=== Begin Enclosure ===

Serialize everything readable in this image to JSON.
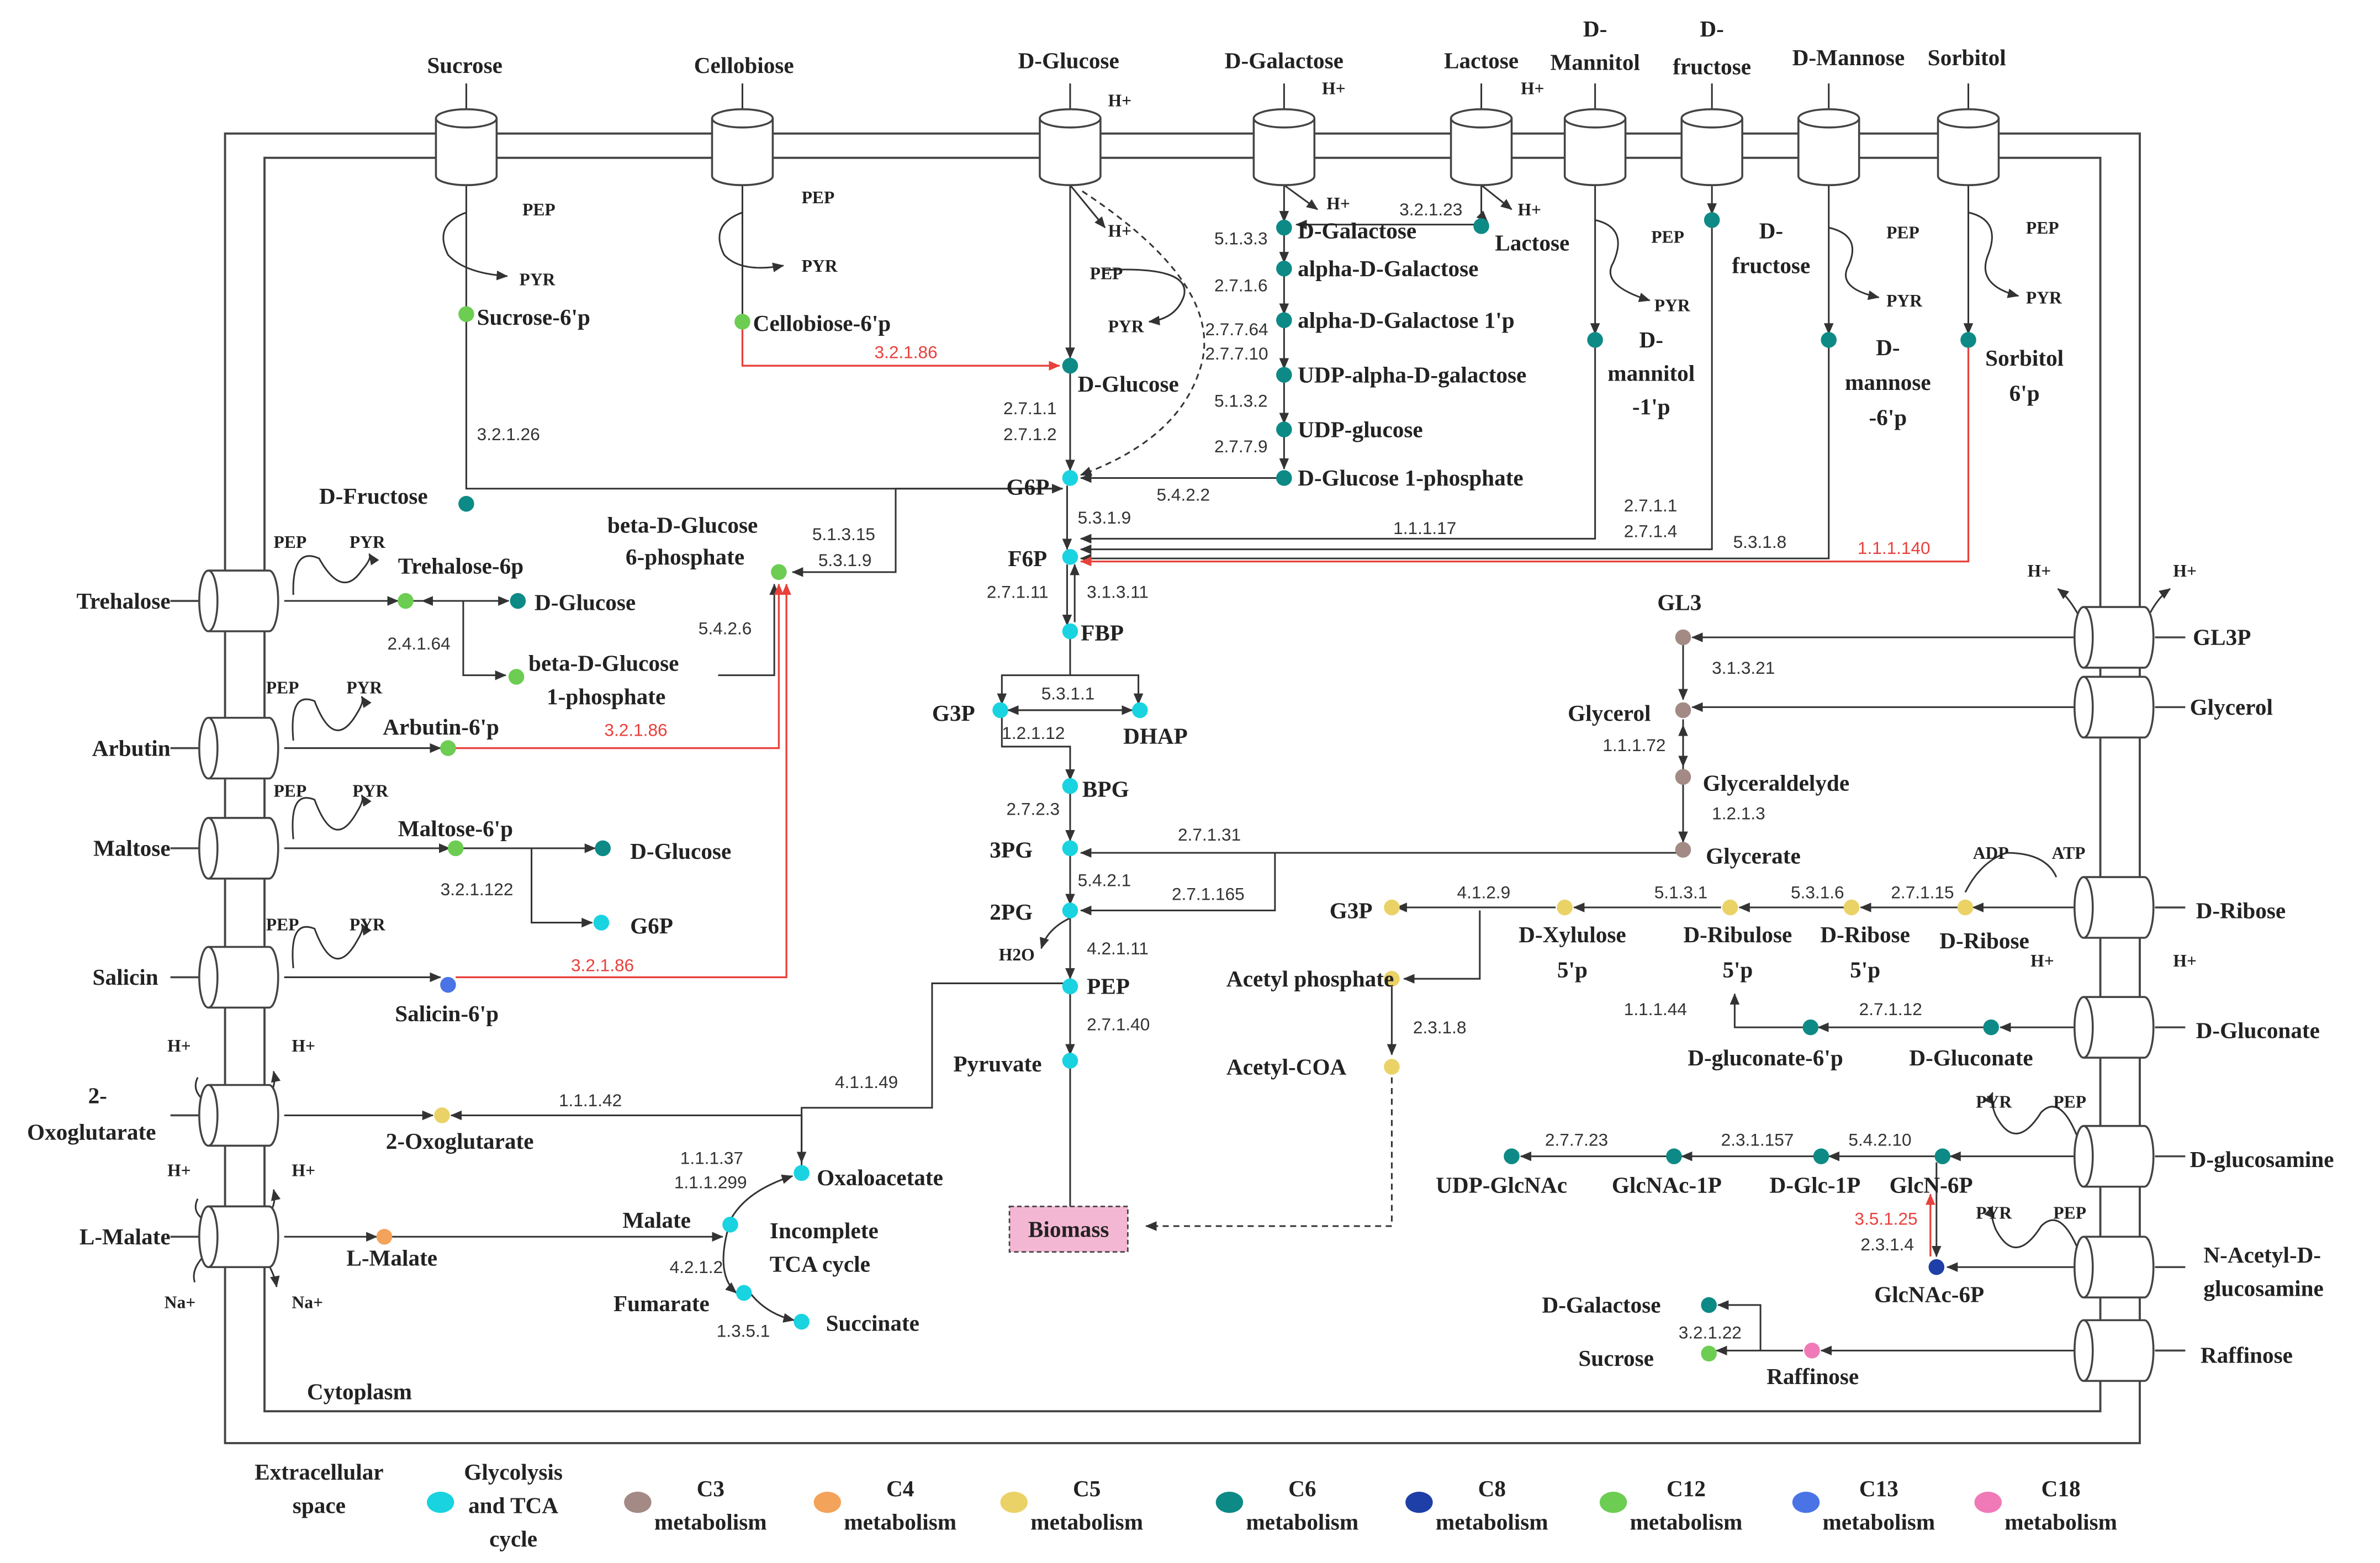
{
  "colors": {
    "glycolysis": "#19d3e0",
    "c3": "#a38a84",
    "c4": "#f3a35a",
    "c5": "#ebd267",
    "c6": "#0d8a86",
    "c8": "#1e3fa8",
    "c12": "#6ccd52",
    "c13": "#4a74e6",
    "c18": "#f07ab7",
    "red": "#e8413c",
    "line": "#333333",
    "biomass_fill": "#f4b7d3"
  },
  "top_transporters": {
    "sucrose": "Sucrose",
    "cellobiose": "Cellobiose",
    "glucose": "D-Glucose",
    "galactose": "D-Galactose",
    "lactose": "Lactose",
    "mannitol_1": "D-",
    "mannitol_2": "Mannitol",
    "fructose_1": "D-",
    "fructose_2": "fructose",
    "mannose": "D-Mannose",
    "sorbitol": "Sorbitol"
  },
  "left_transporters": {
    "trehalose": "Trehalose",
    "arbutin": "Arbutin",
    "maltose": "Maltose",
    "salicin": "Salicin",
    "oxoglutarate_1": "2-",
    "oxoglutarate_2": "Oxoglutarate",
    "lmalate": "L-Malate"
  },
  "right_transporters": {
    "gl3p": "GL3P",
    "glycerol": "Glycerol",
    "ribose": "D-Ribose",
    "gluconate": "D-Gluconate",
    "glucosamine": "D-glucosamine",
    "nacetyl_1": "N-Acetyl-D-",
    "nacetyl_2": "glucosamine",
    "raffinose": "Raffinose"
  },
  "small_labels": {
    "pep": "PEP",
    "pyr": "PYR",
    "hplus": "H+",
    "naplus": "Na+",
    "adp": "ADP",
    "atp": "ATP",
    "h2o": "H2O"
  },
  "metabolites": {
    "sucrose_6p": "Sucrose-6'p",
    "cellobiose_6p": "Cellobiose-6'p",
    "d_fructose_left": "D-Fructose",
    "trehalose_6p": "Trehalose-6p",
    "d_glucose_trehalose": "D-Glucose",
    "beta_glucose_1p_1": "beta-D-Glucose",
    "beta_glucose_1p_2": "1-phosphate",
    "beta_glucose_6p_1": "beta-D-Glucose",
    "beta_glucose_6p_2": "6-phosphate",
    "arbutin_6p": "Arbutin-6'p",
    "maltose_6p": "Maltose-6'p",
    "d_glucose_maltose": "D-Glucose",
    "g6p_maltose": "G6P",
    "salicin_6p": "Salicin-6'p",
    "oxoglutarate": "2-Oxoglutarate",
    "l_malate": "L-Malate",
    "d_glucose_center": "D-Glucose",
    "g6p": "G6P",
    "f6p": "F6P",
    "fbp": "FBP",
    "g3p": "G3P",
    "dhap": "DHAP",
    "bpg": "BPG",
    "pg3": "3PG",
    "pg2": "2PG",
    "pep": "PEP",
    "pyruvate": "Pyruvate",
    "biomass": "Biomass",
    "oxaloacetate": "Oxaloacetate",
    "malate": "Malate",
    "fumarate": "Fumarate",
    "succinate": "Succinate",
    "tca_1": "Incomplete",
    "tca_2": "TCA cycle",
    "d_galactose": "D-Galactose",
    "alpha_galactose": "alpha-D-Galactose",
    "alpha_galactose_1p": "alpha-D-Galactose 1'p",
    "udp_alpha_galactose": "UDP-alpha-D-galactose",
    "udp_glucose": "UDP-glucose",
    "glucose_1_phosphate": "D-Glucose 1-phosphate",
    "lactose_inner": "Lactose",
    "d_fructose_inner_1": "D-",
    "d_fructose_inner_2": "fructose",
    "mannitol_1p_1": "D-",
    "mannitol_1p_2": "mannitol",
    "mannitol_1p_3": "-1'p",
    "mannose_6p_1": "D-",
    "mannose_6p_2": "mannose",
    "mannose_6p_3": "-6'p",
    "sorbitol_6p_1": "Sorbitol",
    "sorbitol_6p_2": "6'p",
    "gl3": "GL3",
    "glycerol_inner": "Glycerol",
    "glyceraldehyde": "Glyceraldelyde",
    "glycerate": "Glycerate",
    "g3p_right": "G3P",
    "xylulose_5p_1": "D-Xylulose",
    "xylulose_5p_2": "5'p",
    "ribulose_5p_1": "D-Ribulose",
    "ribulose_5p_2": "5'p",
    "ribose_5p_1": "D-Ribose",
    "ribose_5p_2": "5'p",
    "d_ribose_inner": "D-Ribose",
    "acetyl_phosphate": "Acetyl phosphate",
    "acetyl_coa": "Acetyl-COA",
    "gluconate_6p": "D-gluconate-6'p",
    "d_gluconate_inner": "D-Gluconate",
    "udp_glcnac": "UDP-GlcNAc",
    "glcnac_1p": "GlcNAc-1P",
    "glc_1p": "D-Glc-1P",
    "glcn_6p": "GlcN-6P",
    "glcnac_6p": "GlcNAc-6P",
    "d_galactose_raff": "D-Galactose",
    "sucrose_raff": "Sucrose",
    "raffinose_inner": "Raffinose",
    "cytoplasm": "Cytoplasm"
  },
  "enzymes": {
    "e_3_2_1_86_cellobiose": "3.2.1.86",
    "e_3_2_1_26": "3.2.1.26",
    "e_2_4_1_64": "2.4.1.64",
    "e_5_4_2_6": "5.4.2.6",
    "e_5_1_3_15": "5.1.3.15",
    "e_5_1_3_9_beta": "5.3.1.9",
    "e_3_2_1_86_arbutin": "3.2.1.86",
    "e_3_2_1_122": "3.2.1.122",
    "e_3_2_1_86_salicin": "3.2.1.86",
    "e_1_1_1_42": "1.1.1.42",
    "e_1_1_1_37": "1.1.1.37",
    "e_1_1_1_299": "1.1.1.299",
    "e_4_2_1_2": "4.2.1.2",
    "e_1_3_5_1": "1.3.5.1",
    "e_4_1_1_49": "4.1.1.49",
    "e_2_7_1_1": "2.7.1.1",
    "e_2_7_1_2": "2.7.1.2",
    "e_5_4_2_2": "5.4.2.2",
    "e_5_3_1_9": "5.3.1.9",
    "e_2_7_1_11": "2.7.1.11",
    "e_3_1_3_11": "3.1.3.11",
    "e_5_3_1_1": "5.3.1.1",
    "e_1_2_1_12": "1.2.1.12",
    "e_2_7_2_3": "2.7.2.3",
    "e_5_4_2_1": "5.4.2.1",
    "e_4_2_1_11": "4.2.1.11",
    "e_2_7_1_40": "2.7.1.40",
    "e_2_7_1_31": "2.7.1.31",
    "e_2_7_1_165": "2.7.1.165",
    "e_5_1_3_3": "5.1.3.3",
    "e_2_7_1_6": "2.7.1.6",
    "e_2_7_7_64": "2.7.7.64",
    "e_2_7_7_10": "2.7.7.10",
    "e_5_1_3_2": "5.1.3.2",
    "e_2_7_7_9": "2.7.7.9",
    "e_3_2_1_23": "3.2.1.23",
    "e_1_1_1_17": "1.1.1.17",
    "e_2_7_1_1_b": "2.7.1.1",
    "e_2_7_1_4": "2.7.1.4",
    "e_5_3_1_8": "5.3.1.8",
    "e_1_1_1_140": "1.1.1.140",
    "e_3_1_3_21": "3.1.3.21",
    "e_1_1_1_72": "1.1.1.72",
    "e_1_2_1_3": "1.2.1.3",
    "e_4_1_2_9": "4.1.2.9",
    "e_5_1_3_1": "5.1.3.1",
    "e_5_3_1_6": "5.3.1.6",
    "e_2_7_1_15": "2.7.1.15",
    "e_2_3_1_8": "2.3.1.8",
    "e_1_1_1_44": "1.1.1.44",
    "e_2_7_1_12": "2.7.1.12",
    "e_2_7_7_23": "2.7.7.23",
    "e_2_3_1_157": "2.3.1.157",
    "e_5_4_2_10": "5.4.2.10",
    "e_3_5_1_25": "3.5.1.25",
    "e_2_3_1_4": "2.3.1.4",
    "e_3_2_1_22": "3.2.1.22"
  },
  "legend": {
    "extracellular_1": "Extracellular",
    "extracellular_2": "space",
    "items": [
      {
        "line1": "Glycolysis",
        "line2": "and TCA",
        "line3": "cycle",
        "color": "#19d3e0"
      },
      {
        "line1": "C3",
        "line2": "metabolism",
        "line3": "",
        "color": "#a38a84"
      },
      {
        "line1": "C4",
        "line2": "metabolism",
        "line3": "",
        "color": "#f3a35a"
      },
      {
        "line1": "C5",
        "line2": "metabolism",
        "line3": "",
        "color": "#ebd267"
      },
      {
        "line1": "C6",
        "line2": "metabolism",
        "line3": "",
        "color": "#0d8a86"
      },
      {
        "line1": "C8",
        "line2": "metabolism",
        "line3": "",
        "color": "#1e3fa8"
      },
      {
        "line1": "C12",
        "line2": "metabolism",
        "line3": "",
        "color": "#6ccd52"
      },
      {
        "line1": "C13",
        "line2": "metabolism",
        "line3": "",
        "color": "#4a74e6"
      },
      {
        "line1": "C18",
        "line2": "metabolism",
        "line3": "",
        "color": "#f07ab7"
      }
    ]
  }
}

=== End Enclosure ===

> [To do]: A line belongs in the answer if it contains the word "GlcNAc"; copy every such line from the data above.

> [Task answer]:
    "udp_glcnac": "UDP-GlcNAc",
    "glcnac_1p": "GlcNAc-1P",
    "glcnac_6p": "GlcNAc-6P",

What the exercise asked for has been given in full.